▶ [Exercise details]: Write out every entry exactly as it stands.

▶ [Recorded data]:

|---|

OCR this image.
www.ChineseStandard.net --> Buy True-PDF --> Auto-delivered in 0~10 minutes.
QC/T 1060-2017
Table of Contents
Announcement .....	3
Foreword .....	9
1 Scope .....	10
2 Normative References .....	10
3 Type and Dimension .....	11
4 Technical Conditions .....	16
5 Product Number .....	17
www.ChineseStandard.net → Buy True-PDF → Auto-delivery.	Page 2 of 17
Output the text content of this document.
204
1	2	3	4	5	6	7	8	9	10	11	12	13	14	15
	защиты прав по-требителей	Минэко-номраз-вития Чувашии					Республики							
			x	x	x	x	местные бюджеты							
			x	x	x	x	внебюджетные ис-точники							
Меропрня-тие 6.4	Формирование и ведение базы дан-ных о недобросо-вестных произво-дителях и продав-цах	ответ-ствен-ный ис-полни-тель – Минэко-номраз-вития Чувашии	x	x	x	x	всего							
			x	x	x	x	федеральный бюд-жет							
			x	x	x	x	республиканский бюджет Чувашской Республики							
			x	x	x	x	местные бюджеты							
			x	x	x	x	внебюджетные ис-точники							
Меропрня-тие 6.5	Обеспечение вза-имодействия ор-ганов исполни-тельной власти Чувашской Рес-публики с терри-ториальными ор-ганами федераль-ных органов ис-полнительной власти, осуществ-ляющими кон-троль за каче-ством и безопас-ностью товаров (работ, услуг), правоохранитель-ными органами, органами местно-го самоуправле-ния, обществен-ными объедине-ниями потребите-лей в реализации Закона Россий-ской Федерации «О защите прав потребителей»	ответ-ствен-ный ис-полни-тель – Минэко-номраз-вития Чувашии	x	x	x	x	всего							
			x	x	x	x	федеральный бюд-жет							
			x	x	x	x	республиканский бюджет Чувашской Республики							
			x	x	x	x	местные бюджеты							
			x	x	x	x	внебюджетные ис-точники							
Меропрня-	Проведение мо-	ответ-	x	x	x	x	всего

|---|

▶ [Final answer]:
OCR this image.
www.ChineseStandard.net --> Buy True-PDF --> Auto-delivered in 0~10 minutes.
QC/T 1060-2017
Table of Contents
Announcement .....	3
Foreword .....	9
1 Scope .....	10
2 Normative References .....	10
3 Type and Dimension .....	11
4 Technical Conditions .....	16
5 Product Number .....	17
www.ChineseStandard.net → Buy True-PDF → Auto-delivery.	Page 2 of 17
Output the text content of this document.
204
1	2	3	4	5	6	7	8	9	10	11	12	13	14	15
	защиты прав по-требителей	Минэко-номраз-вития Чувашии					Республики							
			x	x	x	x	местные бюджеты							
			x	x	x	x	внебюджетные ис-точники							
Меропрня-тие 6.4	Формирование и ведение базы дан-ных о недобросо-вестных произво-дителях и продав-цах	ответ-ствен-ный ис-полни-тель – Минэко-номраз-вития Чувашии	x	x	x	x	всего							
			x	x	x	x	федеральный бюд-жет							
			x	x	x	x	республиканский бюджет Чувашской Республики							
			x	x	x	x	местные бюджеты							
			x	x	x	x	внебюджетные ис-точники							
Меропрня-тие 6.5	Обеспечение вза-имодействия ор-ганов исполни-тельной власти Чувашской Рес-публики с терри-ториальными ор-ганами федераль-ных органов ис-полнительной власти, осуществ-ляющими кон-троль за каче-ством и безопас-ностью товаров (работ, услуг), правоохранитель-ными органами, органами местно-го самоуправле-ния, обществен-ными объедине-ниями потребите-лей в реализации Закона Россий-ской Федерации «О защите прав потребителей»	ответ-ствен-ный ис-полни-тель – Минэко-номраз-вития Чувашии	x	x	x	x	всего							
			x	x	x	x	федеральный бюд-жет							
			x	x	x	x	республиканский бюджет Чувашской Республики							
			x	x	x	x	местные бюджеты							
			x	x	x	x	внебюджетные ис-точники							
Меропрня-	Проведение мо-	ответ-	x	x	x	x	всего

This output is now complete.